- _Given records_

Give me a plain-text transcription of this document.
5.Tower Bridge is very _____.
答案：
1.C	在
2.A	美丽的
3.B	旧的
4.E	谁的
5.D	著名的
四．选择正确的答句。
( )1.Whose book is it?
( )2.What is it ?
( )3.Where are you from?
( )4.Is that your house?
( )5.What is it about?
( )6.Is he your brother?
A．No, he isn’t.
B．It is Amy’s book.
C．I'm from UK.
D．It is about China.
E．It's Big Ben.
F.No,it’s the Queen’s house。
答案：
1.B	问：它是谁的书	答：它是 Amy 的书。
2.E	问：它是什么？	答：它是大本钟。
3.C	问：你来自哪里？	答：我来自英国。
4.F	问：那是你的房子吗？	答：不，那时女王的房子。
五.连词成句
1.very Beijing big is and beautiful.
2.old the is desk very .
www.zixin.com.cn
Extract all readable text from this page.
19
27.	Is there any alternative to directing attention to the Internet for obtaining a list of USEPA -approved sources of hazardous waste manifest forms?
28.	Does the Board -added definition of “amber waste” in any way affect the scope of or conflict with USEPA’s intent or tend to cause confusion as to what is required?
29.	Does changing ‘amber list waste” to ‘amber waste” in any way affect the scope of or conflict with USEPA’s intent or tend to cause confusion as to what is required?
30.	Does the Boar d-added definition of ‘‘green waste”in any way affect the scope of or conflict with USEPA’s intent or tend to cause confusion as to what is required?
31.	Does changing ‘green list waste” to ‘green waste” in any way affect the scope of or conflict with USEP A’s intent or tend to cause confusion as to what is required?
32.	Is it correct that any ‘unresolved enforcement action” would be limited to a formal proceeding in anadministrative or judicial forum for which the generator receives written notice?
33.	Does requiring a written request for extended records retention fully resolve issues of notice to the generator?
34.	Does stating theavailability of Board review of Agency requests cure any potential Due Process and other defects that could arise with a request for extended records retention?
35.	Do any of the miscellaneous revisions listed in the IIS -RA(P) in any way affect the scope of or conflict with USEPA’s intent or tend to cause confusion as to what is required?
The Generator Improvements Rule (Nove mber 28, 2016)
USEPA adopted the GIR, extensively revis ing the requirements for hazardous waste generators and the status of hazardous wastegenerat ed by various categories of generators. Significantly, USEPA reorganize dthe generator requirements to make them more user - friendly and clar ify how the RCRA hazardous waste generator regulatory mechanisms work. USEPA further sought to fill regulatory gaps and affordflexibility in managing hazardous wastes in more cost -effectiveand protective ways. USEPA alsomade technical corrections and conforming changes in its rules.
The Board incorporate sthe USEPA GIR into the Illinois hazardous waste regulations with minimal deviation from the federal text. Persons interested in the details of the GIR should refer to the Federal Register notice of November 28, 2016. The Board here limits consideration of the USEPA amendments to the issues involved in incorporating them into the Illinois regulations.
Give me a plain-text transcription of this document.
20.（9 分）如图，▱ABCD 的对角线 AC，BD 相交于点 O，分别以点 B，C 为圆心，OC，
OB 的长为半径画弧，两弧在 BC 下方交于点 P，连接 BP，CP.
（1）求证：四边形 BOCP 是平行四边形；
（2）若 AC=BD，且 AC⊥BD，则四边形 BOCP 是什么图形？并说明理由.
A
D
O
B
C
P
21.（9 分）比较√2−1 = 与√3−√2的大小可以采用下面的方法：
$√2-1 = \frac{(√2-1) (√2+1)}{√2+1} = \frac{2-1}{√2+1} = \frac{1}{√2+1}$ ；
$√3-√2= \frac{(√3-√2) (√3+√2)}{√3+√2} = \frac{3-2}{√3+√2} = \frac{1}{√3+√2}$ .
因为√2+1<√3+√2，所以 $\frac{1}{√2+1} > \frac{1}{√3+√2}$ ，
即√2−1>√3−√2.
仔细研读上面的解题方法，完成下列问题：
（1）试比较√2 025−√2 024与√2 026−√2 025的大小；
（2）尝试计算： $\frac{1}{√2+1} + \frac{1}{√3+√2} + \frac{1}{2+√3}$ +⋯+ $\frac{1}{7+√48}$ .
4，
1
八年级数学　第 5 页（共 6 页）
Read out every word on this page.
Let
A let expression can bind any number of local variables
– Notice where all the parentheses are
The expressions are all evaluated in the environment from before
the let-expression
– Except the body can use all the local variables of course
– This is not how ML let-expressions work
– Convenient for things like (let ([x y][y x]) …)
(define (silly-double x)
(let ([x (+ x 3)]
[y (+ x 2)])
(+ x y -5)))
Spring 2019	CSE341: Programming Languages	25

- _Instructions to follow_
Copy each line above that contains the word "changing".

- _Final result_
29.	Does changing ‘amber list waste” to ‘amber waste” in any way affect the scope of or conflict with USEPA’s intent or tend to cause confusion as to what is required?
31.	Does changing ‘green list waste” to ‘green waste” in any way affect the scope of or conflict with USEP A’s intent or tend to cause confusion as to what is required?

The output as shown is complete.